#### Prompt
Transcribe all the entries word for word, but omit the images.

Start of Provided records

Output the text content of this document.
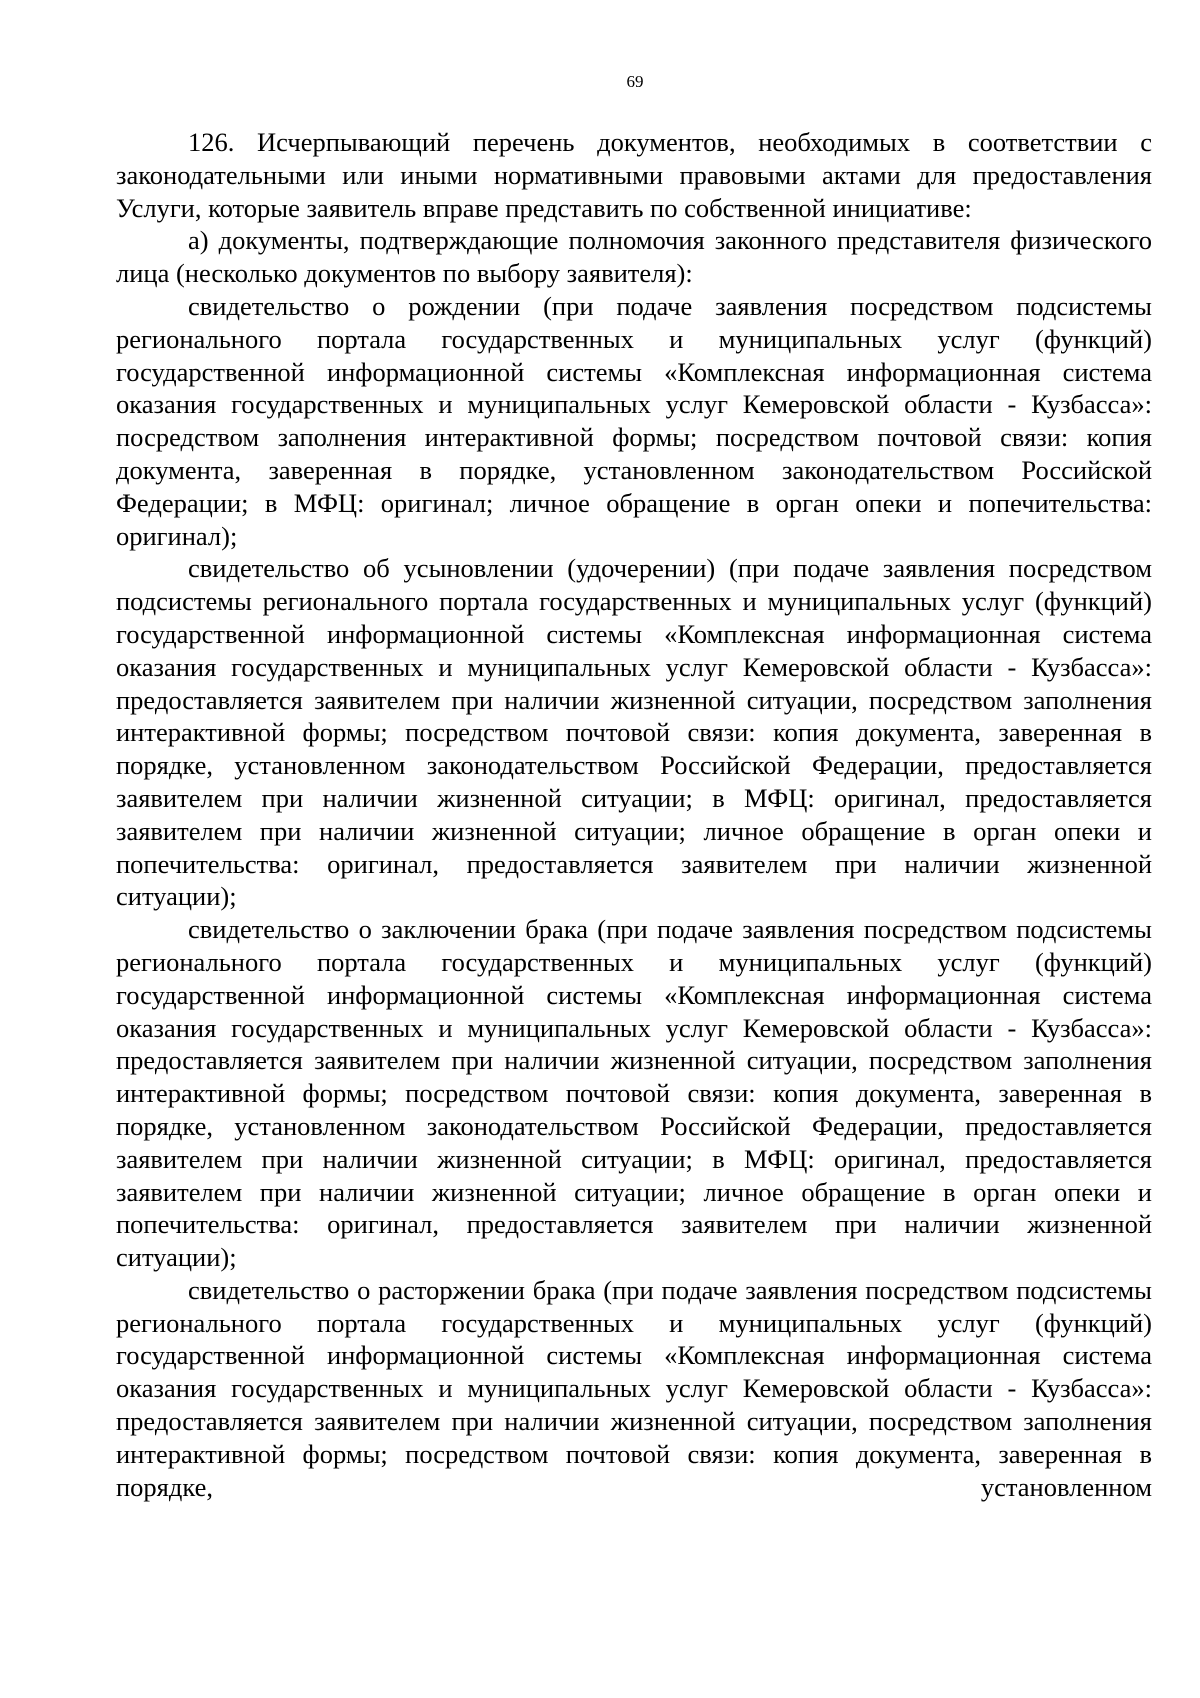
69

126. Исчерпывающий перечень документов, необходимых в соответствии с законодательными или иными нормативными правовыми актами для предоставления Услуги, которые заявитель вправе представить по собственной инициативе:

а) документы, подтверждающие полномочия законного представителя физического лица (несколько документов по выбору заявителя):

свидетельство о рождении (при подаче заявления посредством подсистемы регионального портала государственных и муниципальных услуг (функций) государственной информационной системы «Комплексная информационная система оказания государственных и муниципальных услуг Кемеровской области - Кузбасса»: посредством заполнения интерактивной формы; посредством почтовой связи: копия документа, заверенная в порядке, установленном законодательством Российской Федерации; в МФЦ: оригинал; личное обращение в орган опеки и попечительства: оригинал);

свидетельство об усыновлении (удочерении) (при подаче заявления посредством подсистемы регионального портала государственных и муниципальных услуг (функций) государственной информационной системы «Комплексная информационная система оказания государственных и муниципальных услуг Кемеровской области - Кузбасса»: предоставляется заявителем при наличии жизненной ситуации, посредством заполнения интерактивной формы; посредством почтовой связи: копия документа, заверенная в порядке, установленном законодательством Российской Федерации, предоставляется заявителем при наличии жизненной ситуации; в МФЦ: оригинал, предоставляется заявителем при наличии жизненной ситуации; личное обращение в орган опеки и попечительства: оригинал, предоставляется заявителем при наличии жизненной ситуации);

свидетельство о заключении брака (при подаче заявления посредством подсистемы регионального портала государственных и муниципальных услуг (функций) государственной информационной системы «Комплексная информационная система оказания государственных и муниципальных услуг Кемеровской области - Кузбасса»: предоставляется заявителем при наличии жизненной ситуации, посредством заполнения интерактивной формы; посредством почтовой связи: копия документа, заверенная в порядке, установленном законодательством Российской Федерации, предоставляется заявителем при наличии жизненной ситуации; в МФЦ: оригинал, предоставляется заявителем при наличии жизненной ситуации; личное обращение в орган опеки и попечительства: оригинал, предоставляется заявителем при наличии жизненной ситуации);

свидетельство о расторжении брака (при подаче заявления посредством подсистемы регионального портала государственных и муниципальных услуг (функций) государственной информационной системы «Комплексная информационная система оказания государственных и муниципальных услуг Кемеровской области - Кузбасса»: предоставляется заявителем при наличии жизненной ситуации, посредством заполнения интерактивной формы; посредством почтовой связи: копия документа, заверенная в порядке, установленном
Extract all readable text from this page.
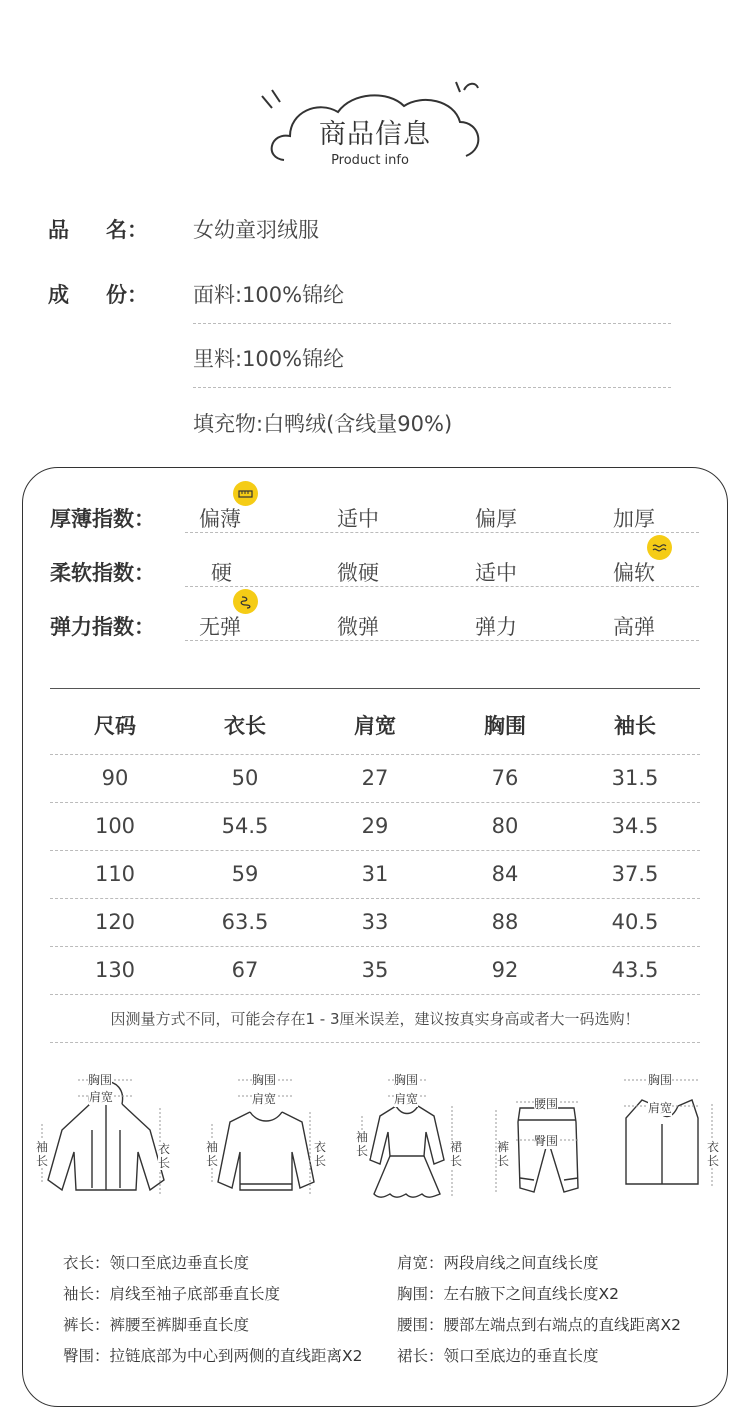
商品信息
Product info
品 名： 女幼童羽绒服
成 份： 面料:100%锦纶
里料:100%锦纶
填充物:白鸭绒(含线量90%)
厚薄指数： 偏薄	适中	偏厚	加厚
柔软指数：	硬	微硬	适中	偏软
弹力指数： 无弹	微弹	弹力	高弹
尺码	衣长	肩宽	胸围	袖长
90	50	27	76	31.5
100	54.5	29	80	34.5
110	59	31	84	37.5
120	63.5	33	88	40.5
130	67	35	92	43.5
因测量方式不同，可能会存在1 - 3厘米误差，建议按真实身高或者大一码选购！
胸围
肩宽
袖长
衣长
胸围
肩宽
袖长
衣长
胸围
肩宽
袖长	裙长
腰围
臀围
裤长
胸围
肩宽
衣长
衣长：领口至底边垂直长度
袖长：肩线至袖子底部垂直长度
裤长：裤腰至裤脚垂直长度
臀围：拉链底部为中心到两侧的直线距离X2
肩宽：两段肩线之间直线长度
胸围：左右腋下之间直线长度X2
腰围：腰部左端点到右端点的直线距离X2
裙长：领口至底边的垂直长度
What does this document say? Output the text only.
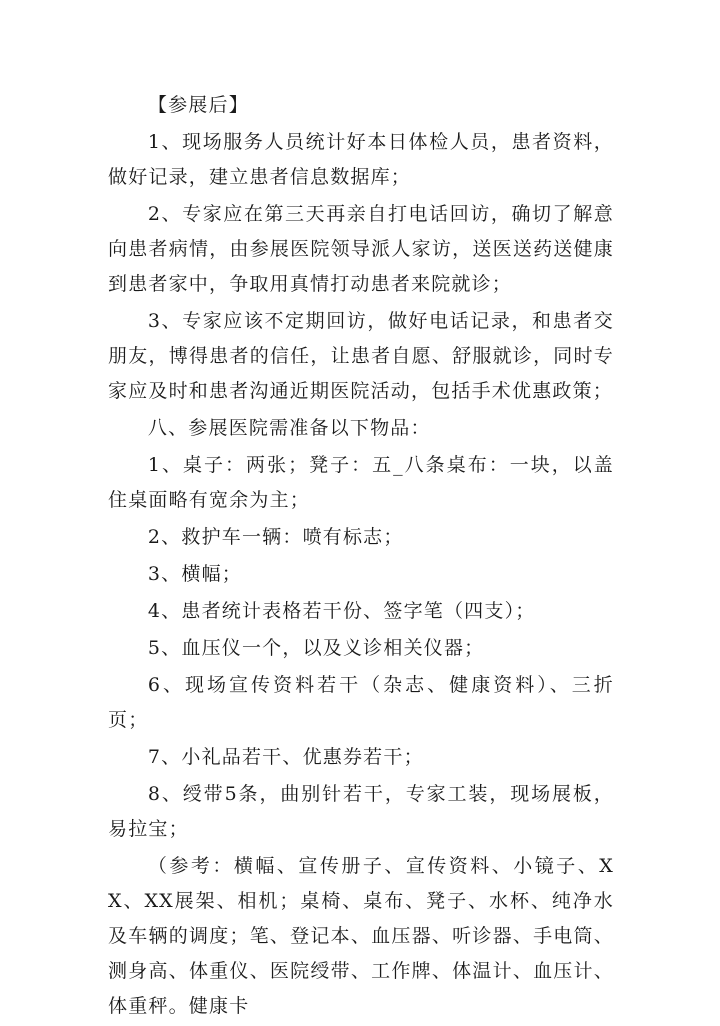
【参展后】

1、现场服务人员统计好本日体检人员，患者资料，做好记录，建立患者信息数据库；

2、专家应在第三天再亲自打电话回访，确切了解意向患者病情，由参展医院领导派人家访，送医送药送健康到患者家中，争取用真情打动患者来院就诊；

3、专家应该不定期回访，做好电话记录，和患者交朋友，博得患者的信任，让患者自愿、舒服就诊，同时专家应及时和患者沟通近期医院活动，包括手术优惠政策；

八、参展医院需准备以下物品：

1、桌子：两张；凳子：五_八条桌布：一块，以盖住桌面略有宽余为主；

2、救护车一辆：喷有标志；

3、横幅；

4、患者统计表格若干份、签字笔（四支）；

5、血压仪一个，以及义诊相关仪器；

6、现场宣传资料若干（杂志、健康资料）、三折页；

7、小礼品若干、优惠券若干；

8、绶带5条，曲别针若干，专家工装，现场展板，易拉宝；

（参考：横幅、宣传册子、宣传资料、小镜子、XX、XX展架、相机；桌椅、桌布、凳子、水杯、纯净水及车辆的调度；笔、登记本、血压器、听诊器、手电筒、测身高、体重仪、医院绶带、工作牌、体温计、血压计、体重秤。健康卡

End of Provided records

#### Result of this task
Output the text content of this document.
69

126. Исчерпывающий перечень документов, необходимых в соответствии с законодательными или иными нормативными правовыми актами для предоставления Услуги, которые заявитель вправе представить по собственной инициативе:

а) документы, подтверждающие полномочия законного представителя физического лица (несколько документов по выбору заявителя):

свидетельство о рождении (при подаче заявления посредством подсистемы регионального портала государственных и муниципальных услуг (функций) государственной информационной системы «Комплексная информационная система оказания государственных и муниципальных услуг Кемеровской области - Кузбасса»: посредством заполнения интерактивной формы; посредством почтовой связи: копия документа, заверенная в порядке, установленном законодательством Российской Федерации; в МФЦ: оригинал; личное обращение в орган опеки и попечительства: оригинал);

свидетельство об усыновлении (удочерении) (при подаче заявления посредством подсистемы регионального портала государственных и муниципальных услуг (функций) государственной информационной системы «Комплексная информационная система оказания государственных и муниципальных услуг Кемеровской области - Кузбасса»: предоставляется заявителем при наличии жизненной ситуации, посредством заполнения интерактивной формы; посредством почтовой связи: копия документа, заверенная в порядке, установленном законодательством Российской Федерации, предоставляется заявителем при наличии жизненной ситуации; в МФЦ: оригинал, предоставляется заявителем при наличии жизненной ситуации; личное обращение в орган опеки и попечительства: оригинал, предоставляется заявителем при наличии жизненной ситуации);

свидетельство о заключении брака (при подаче заявления посредством подсистемы регионального портала государственных и муниципальных услуг (функций) государственной информационной системы «Комплексная информационная система оказания государственных и муниципальных услуг Кемеровской области - Кузбасса»: предоставляется заявителем при наличии жизненной ситуации, посредством заполнения интерактивной формы; посредством почтовой связи: копия документа, заверенная в порядке, установленном законодательством Российской Федерации, предоставляется заявителем при наличии жизненной ситуации; в МФЦ: оригинал, предоставляется заявителем при наличии жизненной ситуации; личное обращение в орган опеки и попечительства: оригинал, предоставляется заявителем при наличии жизненной ситуации);

свидетельство о расторжении брака (при подаче заявления посредством подсистемы регионального портала государственных и муниципальных услуг (функций) государственной информационной системы «Комплексная информационная система оказания государственных и муниципальных услуг Кемеровской области - Кузбасса»: предоставляется заявителем при наличии жизненной ситуации, посредством заполнения интерактивной формы; посредством почтовой связи: копия документа, заверенная в порядке, установленном
Extract all readable text from this page.
商品信息
Product info
品 名： 女幼童羽绒服
成 份： 面料:100%锦纶
里料:100%锦纶
填充物:白鸭绒(含线量90%)
厚薄指数： 偏薄	适中	偏厚	加厚
柔软指数：	硬	微硬	适中	偏软
弹力指数： 无弹	微弹	弹力	高弹
尺码	衣长	肩宽	胸围	袖长
90	50	27	76	31.5
100	54.5	29	80	34.5
110	59	31	84	37.5
120	63.5	33	88	40.5
130	67	35	92	43.5
因测量方式不同，可能会存在1 - 3厘米误差，建议按真实身高或者大一码选购！
胸围
肩宽
袖长
衣长
胸围
肩宽
袖长
衣长
胸围
肩宽
袖长	裙长
腰围
臀围
裤长
胸围
肩宽
衣长
衣长：领口至底边垂直长度
袖长：肩线至袖子底部垂直长度
裤长：裤腰至裤脚垂直长度
臀围：拉链底部为中心到两侧的直线距离X2
肩宽：两段肩线之间直线长度
胸围：左右腋下之间直线长度X2
腰围：腰部左端点到右端点的直线距离X2
裙长：领口至底边的垂直长度
What does this document say? Output the text only.
【参展后】

1、现场服务人员统计好本日体检人员，患者资料，做好记录，建立患者信息数据库；

2、专家应在第三天再亲自打电话回访，确切了解意向患者病情，由参展医院领导派人家访，送医送药送健康到患者家中，争取用真情打动患者来院就诊；

3、专家应该不定期回访，做好电话记录，和患者交朋友，博得患者的信任，让患者自愿、舒服就诊，同时专家应及时和患者沟通近期医院活动，包括手术优惠政策；

八、参展医院需准备以下物品：

1、桌子：两张；凳子：五_八条桌布：一块，以盖住桌面略有宽余为主；

2、救护车一辆：喷有标志；

3、横幅；

4、患者统计表格若干份、签字笔（四支）；

5、血压仪一个，以及义诊相关仪器；

6、现场宣传资料若干（杂志、健康资料）、三折页；

7、小礼品若干、优惠券若干；

8、绶带5条，曲别针若干，专家工装，现场展板，易拉宝；

（参考：横幅、宣传册子、宣传资料、小镜子、XX、XX展架、相机；桌椅、桌布、凳子、水杯、纯净水及车辆的调度；笔、登记本、血压器、听诊器、手电筒、测身高、体重仪、医院绶带、工作牌、体温计、血压计、体重秤。健康卡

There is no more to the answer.